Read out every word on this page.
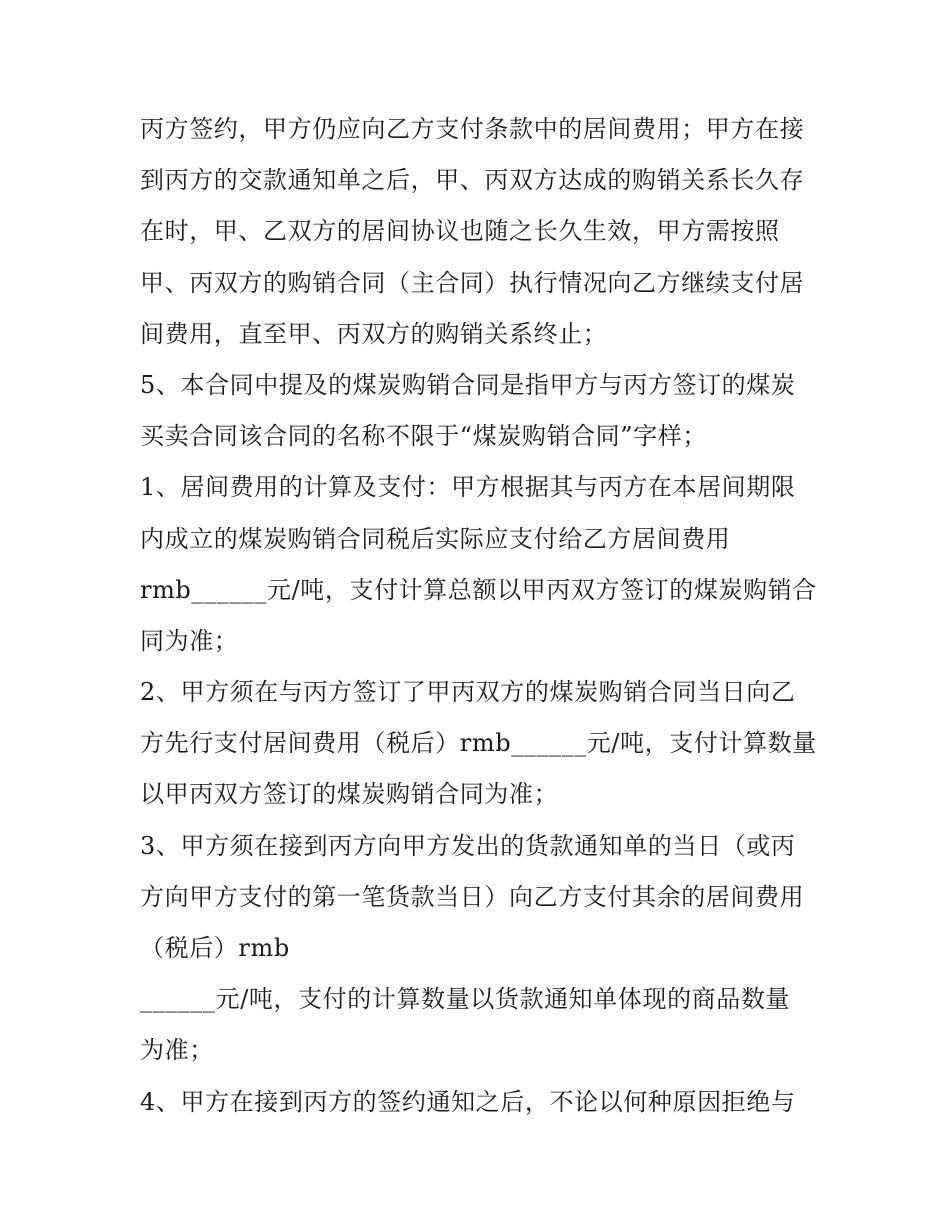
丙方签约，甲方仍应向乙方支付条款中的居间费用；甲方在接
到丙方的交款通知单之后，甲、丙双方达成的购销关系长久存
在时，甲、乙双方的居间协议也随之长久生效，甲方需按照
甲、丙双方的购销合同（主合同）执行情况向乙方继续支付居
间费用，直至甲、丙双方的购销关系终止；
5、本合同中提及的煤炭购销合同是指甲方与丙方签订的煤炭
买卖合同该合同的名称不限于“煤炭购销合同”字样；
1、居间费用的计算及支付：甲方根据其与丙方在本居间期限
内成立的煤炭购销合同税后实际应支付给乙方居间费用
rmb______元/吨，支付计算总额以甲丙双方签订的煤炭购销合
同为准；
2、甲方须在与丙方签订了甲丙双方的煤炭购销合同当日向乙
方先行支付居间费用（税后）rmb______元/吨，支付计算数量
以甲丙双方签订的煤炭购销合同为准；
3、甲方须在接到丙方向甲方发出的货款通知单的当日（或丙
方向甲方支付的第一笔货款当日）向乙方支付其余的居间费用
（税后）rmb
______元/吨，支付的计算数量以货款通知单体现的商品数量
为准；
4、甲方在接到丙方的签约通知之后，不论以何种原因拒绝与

○ ○ ○

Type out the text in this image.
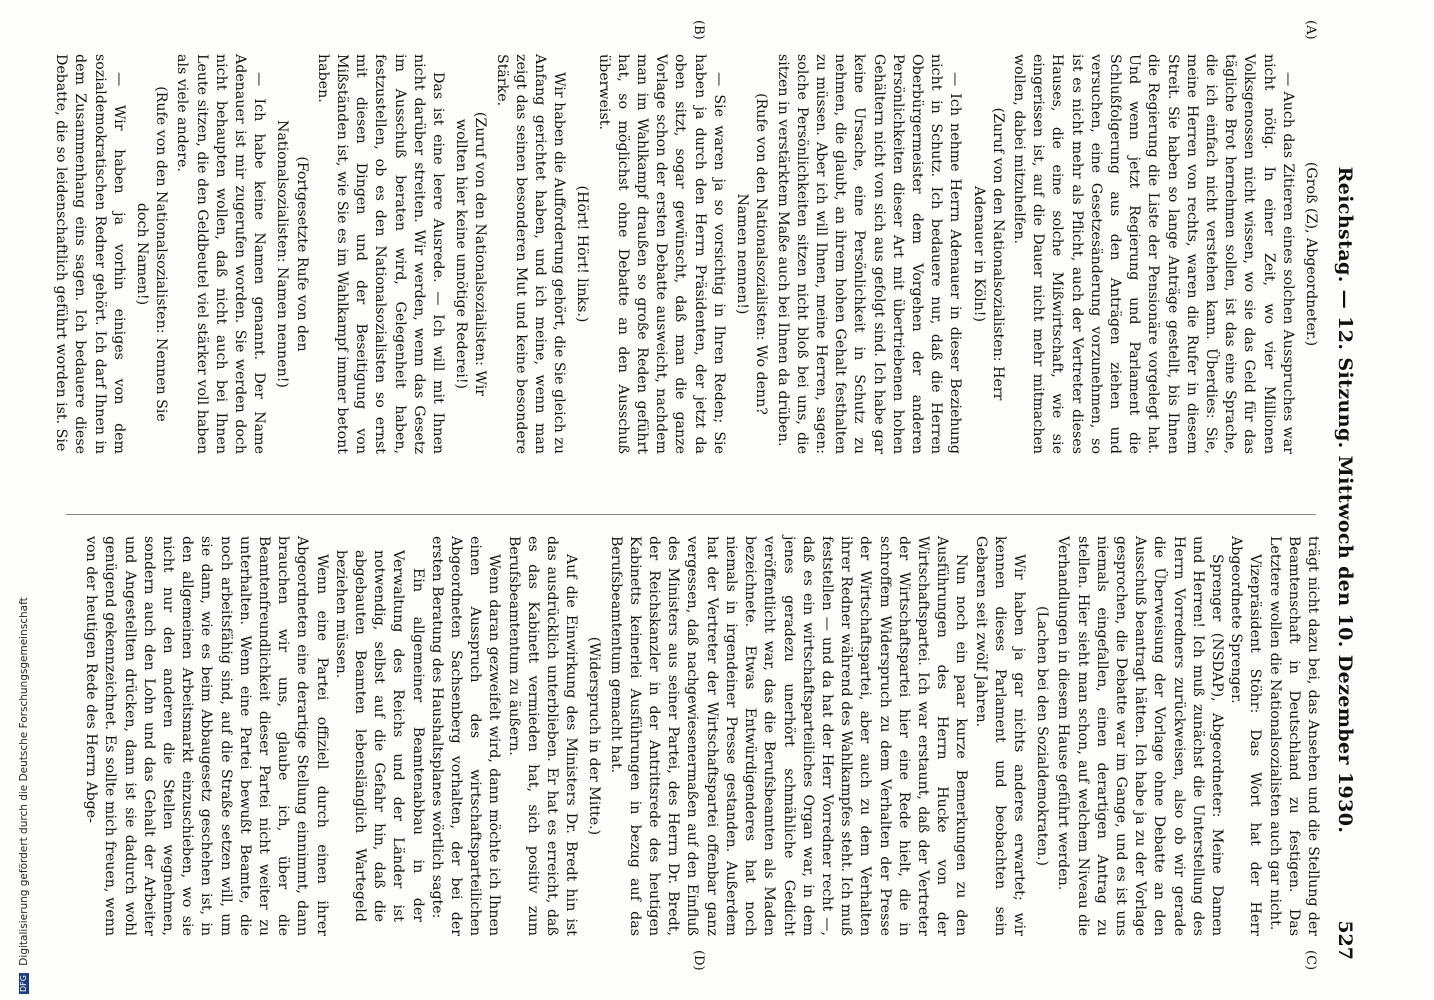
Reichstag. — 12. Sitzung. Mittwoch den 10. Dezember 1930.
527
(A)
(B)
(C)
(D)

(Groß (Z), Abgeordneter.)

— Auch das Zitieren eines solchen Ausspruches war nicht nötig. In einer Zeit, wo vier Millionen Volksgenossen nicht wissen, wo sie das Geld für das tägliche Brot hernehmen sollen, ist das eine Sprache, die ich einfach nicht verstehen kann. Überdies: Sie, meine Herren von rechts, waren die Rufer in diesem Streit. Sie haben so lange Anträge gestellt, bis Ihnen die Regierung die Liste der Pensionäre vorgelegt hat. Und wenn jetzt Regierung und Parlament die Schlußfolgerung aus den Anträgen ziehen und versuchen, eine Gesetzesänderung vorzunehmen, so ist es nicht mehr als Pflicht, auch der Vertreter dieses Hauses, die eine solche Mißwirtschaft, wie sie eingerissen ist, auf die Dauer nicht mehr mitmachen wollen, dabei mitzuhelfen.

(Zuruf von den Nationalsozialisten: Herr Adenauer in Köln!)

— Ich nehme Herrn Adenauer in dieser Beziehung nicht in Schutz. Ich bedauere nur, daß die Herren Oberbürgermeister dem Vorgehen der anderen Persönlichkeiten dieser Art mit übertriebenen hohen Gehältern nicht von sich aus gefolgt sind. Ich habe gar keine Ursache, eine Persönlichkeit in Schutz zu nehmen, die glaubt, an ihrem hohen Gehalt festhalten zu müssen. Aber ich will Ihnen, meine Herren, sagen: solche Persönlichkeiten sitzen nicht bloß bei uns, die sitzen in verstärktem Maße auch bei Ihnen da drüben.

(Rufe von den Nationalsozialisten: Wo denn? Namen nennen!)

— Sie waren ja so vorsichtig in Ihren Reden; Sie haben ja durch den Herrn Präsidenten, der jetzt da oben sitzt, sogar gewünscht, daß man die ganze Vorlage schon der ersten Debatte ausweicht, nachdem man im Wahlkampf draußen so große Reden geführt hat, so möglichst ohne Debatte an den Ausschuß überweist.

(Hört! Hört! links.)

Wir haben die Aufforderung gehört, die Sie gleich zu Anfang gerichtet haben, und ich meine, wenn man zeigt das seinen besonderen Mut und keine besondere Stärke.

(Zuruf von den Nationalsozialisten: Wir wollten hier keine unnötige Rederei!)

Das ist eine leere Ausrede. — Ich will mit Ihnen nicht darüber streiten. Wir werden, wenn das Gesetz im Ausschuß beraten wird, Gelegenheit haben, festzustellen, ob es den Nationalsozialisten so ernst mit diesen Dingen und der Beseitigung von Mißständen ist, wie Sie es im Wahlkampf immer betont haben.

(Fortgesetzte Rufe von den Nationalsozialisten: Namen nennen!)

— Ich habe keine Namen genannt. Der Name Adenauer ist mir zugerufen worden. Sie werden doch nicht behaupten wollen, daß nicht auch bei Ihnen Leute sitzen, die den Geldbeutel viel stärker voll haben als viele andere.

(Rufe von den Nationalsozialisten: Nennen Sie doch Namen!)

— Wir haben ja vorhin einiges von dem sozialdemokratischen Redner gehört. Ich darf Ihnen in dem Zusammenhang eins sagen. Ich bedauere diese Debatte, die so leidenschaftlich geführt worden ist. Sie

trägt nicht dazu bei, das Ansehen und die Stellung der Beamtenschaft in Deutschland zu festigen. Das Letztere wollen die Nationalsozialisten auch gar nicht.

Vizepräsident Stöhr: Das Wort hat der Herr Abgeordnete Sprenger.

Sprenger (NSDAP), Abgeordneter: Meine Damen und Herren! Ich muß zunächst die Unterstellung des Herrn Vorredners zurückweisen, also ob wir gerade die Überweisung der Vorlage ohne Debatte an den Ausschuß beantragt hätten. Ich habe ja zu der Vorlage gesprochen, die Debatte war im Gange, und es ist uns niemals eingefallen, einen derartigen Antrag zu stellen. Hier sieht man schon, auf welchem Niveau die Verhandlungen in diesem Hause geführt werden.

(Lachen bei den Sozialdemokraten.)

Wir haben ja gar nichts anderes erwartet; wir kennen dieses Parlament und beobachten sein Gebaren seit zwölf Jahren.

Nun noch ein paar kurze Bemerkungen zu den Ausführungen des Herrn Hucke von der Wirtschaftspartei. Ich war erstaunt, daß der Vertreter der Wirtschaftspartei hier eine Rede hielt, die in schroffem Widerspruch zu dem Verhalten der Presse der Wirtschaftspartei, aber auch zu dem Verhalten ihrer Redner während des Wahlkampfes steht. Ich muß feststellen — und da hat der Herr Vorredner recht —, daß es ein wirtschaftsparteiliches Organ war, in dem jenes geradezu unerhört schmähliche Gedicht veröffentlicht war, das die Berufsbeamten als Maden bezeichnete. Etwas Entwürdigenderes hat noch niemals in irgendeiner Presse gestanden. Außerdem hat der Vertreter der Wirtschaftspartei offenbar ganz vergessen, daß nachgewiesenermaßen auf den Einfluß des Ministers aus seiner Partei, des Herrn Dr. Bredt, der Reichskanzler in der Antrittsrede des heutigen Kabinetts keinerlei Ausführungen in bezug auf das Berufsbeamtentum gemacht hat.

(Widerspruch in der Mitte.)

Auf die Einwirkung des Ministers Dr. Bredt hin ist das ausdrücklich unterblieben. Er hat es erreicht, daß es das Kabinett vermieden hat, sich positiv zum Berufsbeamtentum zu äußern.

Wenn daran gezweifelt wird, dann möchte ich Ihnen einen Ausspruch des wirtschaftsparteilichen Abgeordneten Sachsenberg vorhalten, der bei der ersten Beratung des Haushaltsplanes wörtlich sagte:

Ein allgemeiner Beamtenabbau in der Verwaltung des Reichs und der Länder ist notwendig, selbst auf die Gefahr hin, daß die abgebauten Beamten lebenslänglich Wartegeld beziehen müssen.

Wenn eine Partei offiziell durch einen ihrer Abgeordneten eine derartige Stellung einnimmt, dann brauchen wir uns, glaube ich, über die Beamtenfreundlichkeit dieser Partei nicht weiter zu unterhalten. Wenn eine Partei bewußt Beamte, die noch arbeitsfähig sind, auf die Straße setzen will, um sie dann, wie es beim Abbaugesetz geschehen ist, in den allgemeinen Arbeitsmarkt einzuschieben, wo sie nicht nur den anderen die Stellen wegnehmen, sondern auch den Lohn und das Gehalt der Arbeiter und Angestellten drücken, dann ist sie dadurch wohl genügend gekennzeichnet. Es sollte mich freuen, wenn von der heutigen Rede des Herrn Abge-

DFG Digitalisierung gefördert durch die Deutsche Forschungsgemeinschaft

○ ○ ○

** Brief **
Isolate the lines above that contain the word "Abgeordneter" and copy them.

** Finished answer **
(Groß (Z), Abgeordneter.)
Sprenger (NSDAP), Abgeordneter: Meine Damen und Herren! Ich muß zunächst die Unterstellung des Herrn Vorredners zurückweisen, also ob wir gerade die Überweisung der Vorlage ohne Debatte an den Ausschuß beantragt hätten. Ich habe ja zu der Vorlage gesprochen, die Debatte war im Gange, und es ist uns niemals eingefallen, einen derartigen Antrag zu stellen. Hier sieht man schon, auf welchem Niveau die Verhandlungen in diesem Hause geführt werden.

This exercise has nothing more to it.